INFORMATION GIVEN:
········
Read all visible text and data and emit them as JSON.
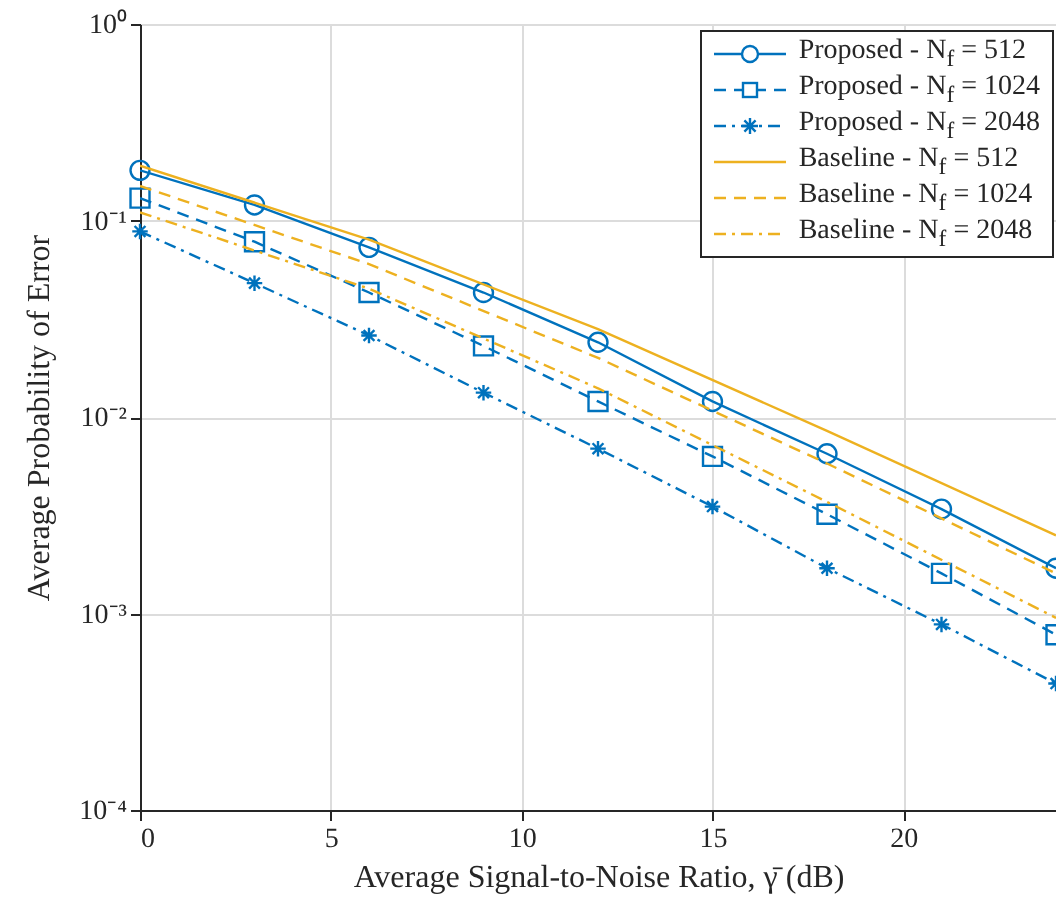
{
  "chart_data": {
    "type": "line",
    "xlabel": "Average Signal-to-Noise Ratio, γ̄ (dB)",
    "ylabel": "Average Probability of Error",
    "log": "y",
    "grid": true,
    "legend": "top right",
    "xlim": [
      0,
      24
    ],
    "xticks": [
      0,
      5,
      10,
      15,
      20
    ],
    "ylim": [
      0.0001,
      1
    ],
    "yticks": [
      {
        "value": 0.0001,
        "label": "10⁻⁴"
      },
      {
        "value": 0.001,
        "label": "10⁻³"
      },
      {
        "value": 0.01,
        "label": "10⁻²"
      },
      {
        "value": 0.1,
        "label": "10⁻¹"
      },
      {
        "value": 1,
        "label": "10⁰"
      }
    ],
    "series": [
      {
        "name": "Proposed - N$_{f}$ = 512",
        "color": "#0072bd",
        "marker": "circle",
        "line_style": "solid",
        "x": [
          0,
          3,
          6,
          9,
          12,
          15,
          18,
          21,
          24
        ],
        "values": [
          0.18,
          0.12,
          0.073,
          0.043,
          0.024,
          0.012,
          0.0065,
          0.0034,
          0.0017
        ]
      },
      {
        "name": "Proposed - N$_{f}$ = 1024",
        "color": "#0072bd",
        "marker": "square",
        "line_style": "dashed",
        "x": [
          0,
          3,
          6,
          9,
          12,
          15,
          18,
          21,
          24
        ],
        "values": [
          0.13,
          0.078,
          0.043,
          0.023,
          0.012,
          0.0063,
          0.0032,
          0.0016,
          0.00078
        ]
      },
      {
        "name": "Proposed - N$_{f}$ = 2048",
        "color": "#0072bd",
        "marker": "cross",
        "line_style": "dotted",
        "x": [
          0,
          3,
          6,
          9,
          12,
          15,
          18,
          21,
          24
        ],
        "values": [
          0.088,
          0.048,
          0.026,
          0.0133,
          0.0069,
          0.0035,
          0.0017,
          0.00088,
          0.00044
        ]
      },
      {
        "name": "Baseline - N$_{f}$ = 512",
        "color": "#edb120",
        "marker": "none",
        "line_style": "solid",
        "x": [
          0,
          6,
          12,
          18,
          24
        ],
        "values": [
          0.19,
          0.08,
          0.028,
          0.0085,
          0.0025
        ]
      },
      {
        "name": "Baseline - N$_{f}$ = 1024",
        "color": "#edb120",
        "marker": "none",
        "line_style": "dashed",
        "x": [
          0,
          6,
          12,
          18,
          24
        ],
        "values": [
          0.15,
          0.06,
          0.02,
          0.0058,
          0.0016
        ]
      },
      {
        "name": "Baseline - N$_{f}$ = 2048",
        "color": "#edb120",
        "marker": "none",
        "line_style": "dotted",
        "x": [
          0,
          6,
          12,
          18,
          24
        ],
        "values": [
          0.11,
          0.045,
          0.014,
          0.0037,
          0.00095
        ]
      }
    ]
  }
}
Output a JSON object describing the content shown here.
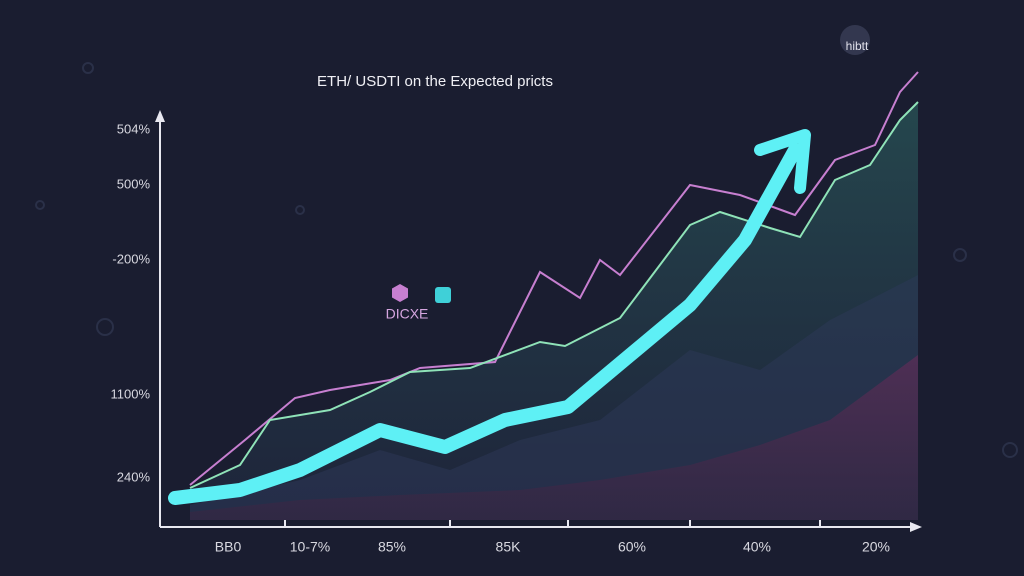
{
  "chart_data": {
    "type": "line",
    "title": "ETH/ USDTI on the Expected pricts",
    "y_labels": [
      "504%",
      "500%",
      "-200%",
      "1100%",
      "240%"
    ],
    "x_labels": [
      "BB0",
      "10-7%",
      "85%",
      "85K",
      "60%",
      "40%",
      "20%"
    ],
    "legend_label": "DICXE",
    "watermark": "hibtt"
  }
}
········
DIRECTIONS FOR THIS TASK: Write out each entry exactly as given, omitting any picture.

SOLUTION:
Read all visible text and data and emit them as JSON.
{
  "chart_data": {
    "type": "line",
    "xlabel": "Average Signal-to-Noise Ratio, γ̄ (dB)",
    "ylabel": "Average Probability of Error",
    "log": "y",
    "grid": true,
    "legend": "top right",
    "xlim": [
      0,
      24
    ],
    "xticks": [
      0,
      5,
      10,
      15,
      20
    ],
    "ylim": [
      0.0001,
      1
    ],
    "yticks": [
      {
        "value": 0.0001,
        "label": "10⁻⁴"
      },
      {
        "value": 0.001,
        "label": "10⁻³"
      },
      {
        "value": 0.01,
        "label": "10⁻²"
      },
      {
        "value": 0.1,
        "label": "10⁻¹"
      },
      {
        "value": 1,
        "label": "10⁰"
      }
    ],
    "series": [
      {
        "name": "Proposed - N$_{f}$ = 512",
        "color": "#0072bd",
        "marker": "circle",
        "line_style": "solid",
        "x": [
          0,
          3,
          6,
          9,
          12,
          15,
          18,
          21,
          24
        ],
        "values": [
          0.18,
          0.12,
          0.073,
          0.043,
          0.024,
          0.012,
          0.0065,
          0.0034,
          0.0017
        ]
      },
      {
        "name": "Proposed - N$_{f}$ = 1024",
        "color": "#0072bd",
        "marker": "square",
        "line_style": "dashed",
        "x": [
          0,
          3,
          6,
          9,
          12,
          15,
          18,
          21,
          24
        ],
        "values": [
          0.13,
          0.078,
          0.043,
          0.023,
          0.012,
          0.0063,
          0.0032,
          0.0016,
          0.00078
        ]
      },
      {
        "name": "Proposed - N$_{f}$ = 2048",
        "color": "#0072bd",
        "marker": "cross",
        "line_style": "dotted",
        "x": [
          0,
          3,
          6,
          9,
          12,
          15,
          18,
          21,
          24
        ],
        "values": [
          0.088,
          0.048,
          0.026,
          0.0133,
          0.0069,
          0.0035,
          0.0017,
          0.00088,
          0.00044
        ]
      },
      {
        "name": "Baseline - N$_{f}$ = 512",
        "color": "#edb120",
        "marker": "none",
        "line_style": "solid",
        "x": [
          0,
          6,
          12,
          18,
          24
        ],
        "values": [
          0.19,
          0.08,
          0.028,
          0.0085,
          0.0025
        ]
      },
      {
        "name": "Baseline - N$_{f}$ = 1024",
        "color": "#edb120",
        "marker": "none",
        "line_style": "dashed",
        "x": [
          0,
          6,
          12,
          18,
          24
        ],
        "values": [
          0.15,
          0.06,
          0.02,
          0.0058,
          0.0016
        ]
      },
      {
        "name": "Baseline - N$_{f}$ = 2048",
        "color": "#edb120",
        "marker": "none",
        "line_style": "dotted",
        "x": [
          0,
          6,
          12,
          18,
          24
        ],
        "values": [
          0.11,
          0.045,
          0.014,
          0.0037,
          0.00095
        ]
      }
    ]
  }
}
Output a JSON object describing the content shown here.
{
  "chart_data": {
    "type": "line",
    "title": "ETH/ USDTI on the Expected pricts",
    "y_labels": [
      "504%",
      "500%",
      "-200%",
      "1100%",
      "240%"
    ],
    "x_labels": [
      "BB0",
      "10-7%",
      "85%",
      "85K",
      "60%",
      "40%",
      "20%"
    ],
    "legend_label": "DICXE",
    "watermark": "hibtt"
  }
}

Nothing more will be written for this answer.